• _WHAT YOU WILL DO_: From the listing below, extract every line containing "axis".

• _DATASET ROWS_:
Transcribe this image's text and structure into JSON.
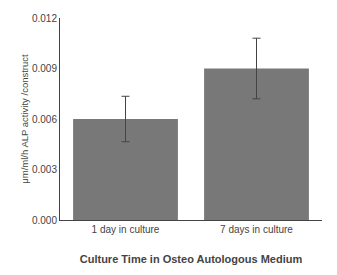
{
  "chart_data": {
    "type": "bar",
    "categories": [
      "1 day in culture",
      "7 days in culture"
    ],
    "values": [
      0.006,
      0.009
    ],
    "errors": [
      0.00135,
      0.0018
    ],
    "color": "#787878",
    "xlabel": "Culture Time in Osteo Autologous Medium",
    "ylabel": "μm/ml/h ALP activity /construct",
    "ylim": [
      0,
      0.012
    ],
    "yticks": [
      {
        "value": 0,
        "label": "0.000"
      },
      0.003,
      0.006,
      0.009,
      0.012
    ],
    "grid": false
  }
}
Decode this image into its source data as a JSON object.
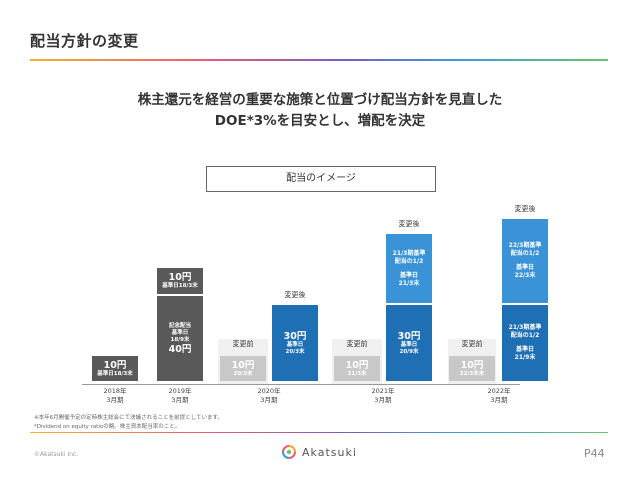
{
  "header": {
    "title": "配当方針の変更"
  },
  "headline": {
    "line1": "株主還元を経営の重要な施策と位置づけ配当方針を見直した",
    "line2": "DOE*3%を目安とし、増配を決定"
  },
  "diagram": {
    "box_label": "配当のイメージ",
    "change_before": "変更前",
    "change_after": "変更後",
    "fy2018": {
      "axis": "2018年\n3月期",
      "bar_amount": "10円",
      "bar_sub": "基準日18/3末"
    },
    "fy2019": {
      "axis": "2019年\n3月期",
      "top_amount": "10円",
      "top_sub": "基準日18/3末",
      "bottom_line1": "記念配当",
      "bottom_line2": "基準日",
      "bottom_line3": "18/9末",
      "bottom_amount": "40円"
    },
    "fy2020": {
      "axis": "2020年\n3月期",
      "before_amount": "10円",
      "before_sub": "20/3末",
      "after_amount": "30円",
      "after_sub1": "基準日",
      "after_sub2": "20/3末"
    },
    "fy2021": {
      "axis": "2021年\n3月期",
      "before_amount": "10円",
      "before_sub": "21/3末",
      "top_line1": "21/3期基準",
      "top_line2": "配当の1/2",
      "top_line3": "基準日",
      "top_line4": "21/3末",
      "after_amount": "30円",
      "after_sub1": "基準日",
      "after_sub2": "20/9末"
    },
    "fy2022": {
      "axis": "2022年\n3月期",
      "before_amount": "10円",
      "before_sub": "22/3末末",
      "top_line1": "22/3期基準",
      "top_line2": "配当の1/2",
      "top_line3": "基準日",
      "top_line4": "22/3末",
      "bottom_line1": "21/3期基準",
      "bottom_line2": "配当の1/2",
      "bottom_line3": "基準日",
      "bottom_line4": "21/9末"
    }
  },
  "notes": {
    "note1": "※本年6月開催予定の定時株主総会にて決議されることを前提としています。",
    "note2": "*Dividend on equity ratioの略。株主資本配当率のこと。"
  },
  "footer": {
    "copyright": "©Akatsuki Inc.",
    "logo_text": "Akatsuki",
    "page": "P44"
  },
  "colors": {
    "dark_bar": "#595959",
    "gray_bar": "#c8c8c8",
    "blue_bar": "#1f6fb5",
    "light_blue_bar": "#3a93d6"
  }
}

• _OUTPUT FOR THIS TASK_:
      "axis": "2018年\n3月期",
      "axis": "2019年\n3月期",
      "axis": "2020年\n3月期",
      "axis": "2021年\n3月期",
      "axis": "2022年\n3月期",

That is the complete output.